Stated problem:
Give the number of lines that hold the string "JSON". Nothing else is needed.
==== Dataset
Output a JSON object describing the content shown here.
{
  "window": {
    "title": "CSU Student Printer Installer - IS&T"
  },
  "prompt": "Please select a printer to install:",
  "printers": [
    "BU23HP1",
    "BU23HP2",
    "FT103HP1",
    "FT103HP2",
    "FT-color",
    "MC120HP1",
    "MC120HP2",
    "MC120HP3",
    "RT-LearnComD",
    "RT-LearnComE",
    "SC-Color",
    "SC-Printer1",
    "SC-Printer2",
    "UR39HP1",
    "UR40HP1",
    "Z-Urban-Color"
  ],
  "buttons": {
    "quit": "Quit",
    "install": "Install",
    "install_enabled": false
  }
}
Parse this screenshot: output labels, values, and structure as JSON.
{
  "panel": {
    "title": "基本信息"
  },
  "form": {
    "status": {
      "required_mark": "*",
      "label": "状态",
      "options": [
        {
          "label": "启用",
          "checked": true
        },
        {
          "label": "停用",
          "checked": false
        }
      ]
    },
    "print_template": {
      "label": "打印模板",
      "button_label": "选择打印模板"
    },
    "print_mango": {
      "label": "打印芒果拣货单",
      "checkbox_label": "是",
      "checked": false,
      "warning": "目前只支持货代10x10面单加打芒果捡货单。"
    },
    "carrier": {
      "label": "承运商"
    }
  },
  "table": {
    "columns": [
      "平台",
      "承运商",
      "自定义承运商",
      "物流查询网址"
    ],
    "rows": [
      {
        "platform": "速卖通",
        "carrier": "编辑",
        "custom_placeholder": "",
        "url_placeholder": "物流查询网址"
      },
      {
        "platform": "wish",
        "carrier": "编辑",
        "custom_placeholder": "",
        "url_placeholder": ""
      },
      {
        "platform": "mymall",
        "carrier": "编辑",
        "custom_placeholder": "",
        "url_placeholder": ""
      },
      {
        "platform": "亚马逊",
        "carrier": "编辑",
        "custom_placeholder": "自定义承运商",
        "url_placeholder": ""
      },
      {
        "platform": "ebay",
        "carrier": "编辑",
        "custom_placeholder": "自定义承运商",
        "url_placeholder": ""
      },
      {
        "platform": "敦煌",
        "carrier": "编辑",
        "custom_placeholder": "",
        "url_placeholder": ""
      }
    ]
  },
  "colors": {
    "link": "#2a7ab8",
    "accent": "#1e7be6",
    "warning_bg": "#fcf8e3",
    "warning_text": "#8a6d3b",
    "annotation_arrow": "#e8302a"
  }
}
========
Response to the task:
2